Collected data
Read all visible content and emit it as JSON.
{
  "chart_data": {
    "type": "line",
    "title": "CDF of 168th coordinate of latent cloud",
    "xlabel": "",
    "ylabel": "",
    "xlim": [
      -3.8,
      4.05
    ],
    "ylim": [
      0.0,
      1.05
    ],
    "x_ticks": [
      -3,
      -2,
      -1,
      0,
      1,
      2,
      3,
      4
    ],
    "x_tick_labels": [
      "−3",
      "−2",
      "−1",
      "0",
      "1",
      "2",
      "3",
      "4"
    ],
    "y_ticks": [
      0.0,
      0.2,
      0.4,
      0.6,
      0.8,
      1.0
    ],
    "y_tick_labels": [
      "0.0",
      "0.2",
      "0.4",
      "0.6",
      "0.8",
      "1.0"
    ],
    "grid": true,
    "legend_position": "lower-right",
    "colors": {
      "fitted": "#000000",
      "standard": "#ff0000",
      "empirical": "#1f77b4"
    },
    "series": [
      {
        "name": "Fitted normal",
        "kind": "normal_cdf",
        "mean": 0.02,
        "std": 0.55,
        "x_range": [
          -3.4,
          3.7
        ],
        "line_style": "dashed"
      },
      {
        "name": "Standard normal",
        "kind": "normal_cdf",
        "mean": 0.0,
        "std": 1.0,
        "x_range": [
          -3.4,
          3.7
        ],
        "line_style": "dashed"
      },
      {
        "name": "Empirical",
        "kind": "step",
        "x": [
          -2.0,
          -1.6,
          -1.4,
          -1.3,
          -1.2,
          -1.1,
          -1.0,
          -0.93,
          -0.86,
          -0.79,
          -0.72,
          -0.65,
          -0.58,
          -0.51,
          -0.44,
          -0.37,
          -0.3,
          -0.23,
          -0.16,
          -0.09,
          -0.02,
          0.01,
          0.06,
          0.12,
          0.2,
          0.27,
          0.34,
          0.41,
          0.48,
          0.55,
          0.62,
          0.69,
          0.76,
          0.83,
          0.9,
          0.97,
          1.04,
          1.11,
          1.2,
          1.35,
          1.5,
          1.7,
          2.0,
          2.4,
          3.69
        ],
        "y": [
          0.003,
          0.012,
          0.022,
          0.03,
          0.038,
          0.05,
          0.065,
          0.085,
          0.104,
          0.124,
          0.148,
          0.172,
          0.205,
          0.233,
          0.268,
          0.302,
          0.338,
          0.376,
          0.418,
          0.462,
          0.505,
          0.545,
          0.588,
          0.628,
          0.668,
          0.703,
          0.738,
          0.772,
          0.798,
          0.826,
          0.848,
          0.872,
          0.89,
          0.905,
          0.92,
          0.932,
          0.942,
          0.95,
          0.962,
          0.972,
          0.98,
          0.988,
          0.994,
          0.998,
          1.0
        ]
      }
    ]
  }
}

* Task statement *
Please restate the whole listing word for word.

* Solution to this exercise *
Read all visible content and emit it as JSON.
{
  "chart_data": {
    "type": "line",
    "title": "CDF of 168th coordinate of latent cloud",
    "xlabel": "",
    "ylabel": "",
    "xlim": [
      -3.8,
      4.05
    ],
    "ylim": [
      0.0,
      1.05
    ],
    "x_ticks": [
      -3,
      -2,
      -1,
      0,
      1,
      2,
      3,
      4
    ],
    "x_tick_labels": [
      "−3",
      "−2",
      "−1",
      "0",
      "1",
      "2",
      "3",
      "4"
    ],
    "y_ticks": [
      0.0,
      0.2,
      0.4,
      0.6,
      0.8,
      1.0
    ],
    "y_tick_labels": [
      "0.0",
      "0.2",
      "0.4",
      "0.6",
      "0.8",
      "1.0"
    ],
    "grid": true,
    "legend_position": "lower-right",
    "colors": {
      "fitted": "#000000",
      "standard": "#ff0000",
      "empirical": "#1f77b4"
    },
    "series": [
      {
        "name": "Fitted normal",
        "kind": "normal_cdf",
        "mean": 0.02,
        "std": 0.55,
        "x_range": [
          -3.4,
          3.7
        ],
        "line_style": "dashed"
      },
      {
        "name": "Standard normal",
        "kind": "normal_cdf",
        "mean": 0.0,
        "std": 1.0,
        "x_range": [
          -3.4,
          3.7
        ],
        "line_style": "dashed"
      },
      {
        "name": "Empirical",
        "kind": "step",
        "x": [
          -2.0,
          -1.6,
          -1.4,
          -1.3,
          -1.2,
          -1.1,
          -1.0,
          -0.93,
          -0.86,
          -0.79,
          -0.72,
          -0.65,
          -0.58,
          -0.51,
          -0.44,
          -0.37,
          -0.3,
          -0.23,
          -0.16,
          -0.09,
          -0.02,
          0.01,
          0.06,
          0.12,
          0.2,
          0.27,
          0.34,
          0.41,
          0.48,
          0.55,
          0.62,
          0.69,
          0.76,
          0.83,
          0.9,
          0.97,
          1.04,
          1.11,
          1.2,
          1.35,
          1.5,
          1.7,
          2.0,
          2.4,
          3.69
        ],
        "y": [
          0.003,
          0.012,
          0.022,
          0.03,
          0.038,
          0.05,
          0.065,
          0.085,
          0.104,
          0.124,
          0.148,
          0.172,
          0.205,
          0.233,
          0.268,
          0.302,
          0.338,
          0.376,
          0.418,
          0.462,
          0.505,
          0.545,
          0.588,
          0.628,
          0.668,
          0.703,
          0.738,
          0.772,
          0.798,
          0.826,
          0.848,
          0.872,
          0.89,
          0.905,
          0.92,
          0.932,
          0.942,
          0.95,
          0.962,
          0.972,
          0.98,
          0.988,
          0.994,
          0.998,
          1.0
        ]
      }
    ]
  }
}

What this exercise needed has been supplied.